> **WHAT TO PRODUCE**: Output all of the data below exactly as given.

> **DATASET EXCERPTS**:
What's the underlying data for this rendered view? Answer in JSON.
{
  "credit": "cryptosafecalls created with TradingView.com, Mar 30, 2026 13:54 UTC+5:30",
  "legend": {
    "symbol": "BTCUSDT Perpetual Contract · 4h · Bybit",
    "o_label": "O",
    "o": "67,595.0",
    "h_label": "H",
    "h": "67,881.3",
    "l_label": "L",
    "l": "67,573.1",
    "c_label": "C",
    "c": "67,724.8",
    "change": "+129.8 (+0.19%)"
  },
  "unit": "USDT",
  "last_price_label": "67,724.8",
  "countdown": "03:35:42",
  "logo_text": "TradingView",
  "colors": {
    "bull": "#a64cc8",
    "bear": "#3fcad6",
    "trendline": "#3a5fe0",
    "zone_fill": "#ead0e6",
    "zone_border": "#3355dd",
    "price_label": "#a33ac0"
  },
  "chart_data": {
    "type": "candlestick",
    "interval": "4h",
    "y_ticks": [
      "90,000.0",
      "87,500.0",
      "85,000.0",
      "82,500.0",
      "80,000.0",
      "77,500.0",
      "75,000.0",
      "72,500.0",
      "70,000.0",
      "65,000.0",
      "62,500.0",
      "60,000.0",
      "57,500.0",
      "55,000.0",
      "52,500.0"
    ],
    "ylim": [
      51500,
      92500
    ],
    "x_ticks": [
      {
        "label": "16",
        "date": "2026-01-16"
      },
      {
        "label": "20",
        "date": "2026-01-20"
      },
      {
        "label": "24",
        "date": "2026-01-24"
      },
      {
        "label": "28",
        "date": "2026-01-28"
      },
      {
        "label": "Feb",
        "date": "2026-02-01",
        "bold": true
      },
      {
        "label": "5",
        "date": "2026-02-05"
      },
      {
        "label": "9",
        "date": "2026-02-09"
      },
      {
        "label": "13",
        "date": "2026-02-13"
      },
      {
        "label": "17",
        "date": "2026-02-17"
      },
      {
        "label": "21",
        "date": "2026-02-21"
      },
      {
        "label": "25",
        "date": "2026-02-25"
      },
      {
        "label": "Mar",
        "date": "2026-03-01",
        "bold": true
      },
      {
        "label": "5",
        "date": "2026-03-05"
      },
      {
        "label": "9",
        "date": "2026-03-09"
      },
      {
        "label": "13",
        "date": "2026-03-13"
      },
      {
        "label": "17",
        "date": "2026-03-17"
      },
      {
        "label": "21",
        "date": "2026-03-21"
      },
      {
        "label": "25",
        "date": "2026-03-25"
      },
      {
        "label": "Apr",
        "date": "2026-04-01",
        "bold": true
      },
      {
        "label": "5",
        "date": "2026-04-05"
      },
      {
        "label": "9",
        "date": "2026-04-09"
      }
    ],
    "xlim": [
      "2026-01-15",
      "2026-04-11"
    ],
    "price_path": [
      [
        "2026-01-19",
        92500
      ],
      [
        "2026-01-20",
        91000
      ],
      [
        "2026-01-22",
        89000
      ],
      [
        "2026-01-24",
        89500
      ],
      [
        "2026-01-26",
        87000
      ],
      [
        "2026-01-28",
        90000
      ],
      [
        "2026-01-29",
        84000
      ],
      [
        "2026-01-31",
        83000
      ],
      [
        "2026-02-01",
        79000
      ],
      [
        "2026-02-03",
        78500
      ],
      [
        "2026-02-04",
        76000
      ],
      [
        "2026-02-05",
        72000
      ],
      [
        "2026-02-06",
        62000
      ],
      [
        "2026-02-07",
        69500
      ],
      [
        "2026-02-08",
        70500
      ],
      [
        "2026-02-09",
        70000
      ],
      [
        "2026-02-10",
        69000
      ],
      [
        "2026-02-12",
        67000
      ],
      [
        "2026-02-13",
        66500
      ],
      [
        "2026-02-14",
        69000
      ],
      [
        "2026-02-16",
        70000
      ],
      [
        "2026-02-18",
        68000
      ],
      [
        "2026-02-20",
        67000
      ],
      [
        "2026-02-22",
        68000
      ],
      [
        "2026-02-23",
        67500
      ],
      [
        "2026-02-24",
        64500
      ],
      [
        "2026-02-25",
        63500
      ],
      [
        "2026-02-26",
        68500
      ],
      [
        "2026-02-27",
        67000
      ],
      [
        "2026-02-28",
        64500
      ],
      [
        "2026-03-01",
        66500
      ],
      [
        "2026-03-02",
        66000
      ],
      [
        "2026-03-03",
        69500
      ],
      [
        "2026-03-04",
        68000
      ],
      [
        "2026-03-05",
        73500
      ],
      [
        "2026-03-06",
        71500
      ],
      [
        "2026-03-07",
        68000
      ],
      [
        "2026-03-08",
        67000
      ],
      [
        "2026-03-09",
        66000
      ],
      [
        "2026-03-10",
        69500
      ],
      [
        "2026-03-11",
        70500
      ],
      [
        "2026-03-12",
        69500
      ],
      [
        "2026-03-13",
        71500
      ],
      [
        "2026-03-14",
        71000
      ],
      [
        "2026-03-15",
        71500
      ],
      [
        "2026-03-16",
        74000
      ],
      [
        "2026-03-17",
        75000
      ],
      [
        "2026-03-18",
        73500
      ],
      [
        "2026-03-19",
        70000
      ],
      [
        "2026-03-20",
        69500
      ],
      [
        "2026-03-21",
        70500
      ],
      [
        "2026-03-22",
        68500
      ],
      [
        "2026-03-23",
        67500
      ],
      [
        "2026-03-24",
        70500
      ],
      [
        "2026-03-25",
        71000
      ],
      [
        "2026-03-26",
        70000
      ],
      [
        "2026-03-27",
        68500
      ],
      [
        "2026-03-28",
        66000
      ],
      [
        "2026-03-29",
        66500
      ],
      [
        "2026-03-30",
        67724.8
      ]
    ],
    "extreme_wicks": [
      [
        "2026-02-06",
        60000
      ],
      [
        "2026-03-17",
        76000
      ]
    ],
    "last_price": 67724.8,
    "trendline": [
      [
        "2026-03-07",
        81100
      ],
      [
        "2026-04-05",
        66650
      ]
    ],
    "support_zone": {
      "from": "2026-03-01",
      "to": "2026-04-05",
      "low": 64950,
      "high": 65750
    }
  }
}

> **WRITTEN RESPONSE**:
What's the underlying data for this rendered view? Answer in JSON.
{
  "credit": "cryptosafecalls created with TradingView.com, Mar 30, 2026 13:54 UTC+5:30",
  "legend": {
    "symbol": "BTCUSDT Perpetual Contract · 4h · Bybit",
    "o_label": "O",
    "o": "67,595.0",
    "h_label": "H",
    "h": "67,881.3",
    "l_label": "L",
    "l": "67,573.1",
    "c_label": "C",
    "c": "67,724.8",
    "change": "+129.8 (+0.19%)"
  },
  "unit": "USDT",
  "last_price_label": "67,724.8",
  "countdown": "03:35:42",
  "logo_text": "TradingView",
  "colors": {
    "bull": "#a64cc8",
    "bear": "#3fcad6",
    "trendline": "#3a5fe0",
    "zone_fill": "#ead0e6",
    "zone_border": "#3355dd",
    "price_label": "#a33ac0"
  },
  "chart_data": {
    "type": "candlestick",
    "interval": "4h",
    "y_ticks": [
      "90,000.0",
      "87,500.0",
      "85,000.0",
      "82,500.0",
      "80,000.0",
      "77,500.0",
      "75,000.0",
      "72,500.0",
      "70,000.0",
      "65,000.0",
      "62,500.0",
      "60,000.0",
      "57,500.0",
      "55,000.0",
      "52,500.0"
    ],
    "ylim": [
      51500,
      92500
    ],
    "x_ticks": [
      {
        "label": "16",
        "date": "2026-01-16"
      },
      {
        "label": "20",
        "date": "2026-01-20"
      },
      {
        "label": "24",
        "date": "2026-01-24"
      },
      {
        "label": "28",
        "date": "2026-01-28"
      },
      {
        "label": "Feb",
        "date": "2026-02-01",
        "bold": true
      },
      {
        "label": "5",
        "date": "2026-02-05"
      },
      {
        "label": "9",
        "date": "2026-02-09"
      },
      {
        "label": "13",
        "date": "2026-02-13"
      },
      {
        "label": "17",
        "date": "2026-02-17"
      },
      {
        "label": "21",
        "date": "2026-02-21"
      },
      {
        "label": "25",
        "date": "2026-02-25"
      },
      {
        "label": "Mar",
        "date": "2026-03-01",
        "bold": true
      },
      {
        "label": "5",
        "date": "2026-03-05"
      },
      {
        "label": "9",
        "date": "2026-03-09"
      },
      {
        "label": "13",
        "date": "2026-03-13"
      },
      {
        "label": "17",
        "date": "2026-03-17"
      },
      {
        "label": "21",
        "date": "2026-03-21"
      },
      {
        "label": "25",
        "date": "2026-03-25"
      },
      {
        "label": "Apr",
        "date": "2026-04-01",
        "bold": true
      },
      {
        "label": "5",
        "date": "2026-04-05"
      },
      {
        "label": "9",
        "date": "2026-04-09"
      }
    ],
    "xlim": [
      "2026-01-15",
      "2026-04-11"
    ],
    "price_path": [
      [
        "2026-01-19",
        92500
      ],
      [
        "2026-01-20",
        91000
      ],
      [
        "2026-01-22",
        89000
      ],
      [
        "2026-01-24",
        89500
      ],
      [
        "2026-01-26",
        87000
      ],
      [
        "2026-01-28",
        90000
      ],
      [
        "2026-01-29",
        84000
      ],
      [
        "2026-01-31",
        83000
      ],
      [
        "2026-02-01",
        79000
      ],
      [
        "2026-02-03",
        78500
      ],
      [
        "2026-02-04",
        76000
      ],
      [
        "2026-02-05",
        72000
      ],
      [
        "2026-02-06",
        62000
      ],
      [
        "2026-02-07",
        69500
      ],
      [
        "2026-02-08",
        70500
      ],
      [
        "2026-02-09",
        70000
      ],
      [
        "2026-02-10",
        69000
      ],
      [
        "2026-02-12",
        67000
      ],
      [
        "2026-02-13",
        66500
      ],
      [
        "2026-02-14",
        69000
      ],
      [
        "2026-02-16",
        70000
      ],
      [
        "2026-02-18",
        68000
      ],
      [
        "2026-02-20",
        67000
      ],
      [
        "2026-02-22",
        68000
      ],
      [
        "2026-02-23",
        67500
      ],
      [
        "2026-02-24",
        64500
      ],
      [
        "2026-02-25",
        63500
      ],
      [
        "2026-02-26",
        68500
      ],
      [
        "2026-02-27",
        67000
      ],
      [
        "2026-02-28",
        64500
      ],
      [
        "2026-03-01",
        66500
      ],
      [
        "2026-03-02",
        66000
      ],
      [
        "2026-03-03",
        69500
      ],
      [
        "2026-03-04",
        68000
      ],
      [
        "2026-03-05",
        73500
      ],
      [
        "2026-03-06",
        71500
      ],
      [
        "2026-03-07",
        68000
      ],
      [
        "2026-03-08",
        67000
      ],
      [
        "2026-03-09",
        66000
      ],
      [
        "2026-03-10",
        69500
      ],
      [
        "2026-03-11",
        70500
      ],
      [
        "2026-03-12",
        69500
      ],
      [
        "2026-03-13",
        71500
      ],
      [
        "2026-03-14",
        71000
      ],
      [
        "2026-03-15",
        71500
      ],
      [
        "2026-03-16",
        74000
      ],
      [
        "2026-03-17",
        75000
      ],
      [
        "2026-03-18",
        73500
      ],
      [
        "2026-03-19",
        70000
      ],
      [
        "2026-03-20",
        69500
      ],
      [
        "2026-03-21",
        70500
      ],
      [
        "2026-03-22",
        68500
      ],
      [
        "2026-03-23",
        67500
      ],
      [
        "2026-03-24",
        70500
      ],
      [
        "2026-03-25",
        71000
      ],
      [
        "2026-03-26",
        70000
      ],
      [
        "2026-03-27",
        68500
      ],
      [
        "2026-03-28",
        66000
      ],
      [
        "2026-03-29",
        66500
      ],
      [
        "2026-03-30",
        67724.8
      ]
    ],
    "extreme_wicks": [
      [
        "2026-02-06",
        60000
      ],
      [
        "2026-03-17",
        76000
      ]
    ],
    "last_price": 67724.8,
    "trendline": [
      [
        "2026-03-07",
        81100
      ],
      [
        "2026-04-05",
        66650
      ]
    ],
    "support_zone": {
      "from": "2026-03-01",
      "to": "2026-04-05",
      "low": 64950,
      "high": 65750
    }
  }
}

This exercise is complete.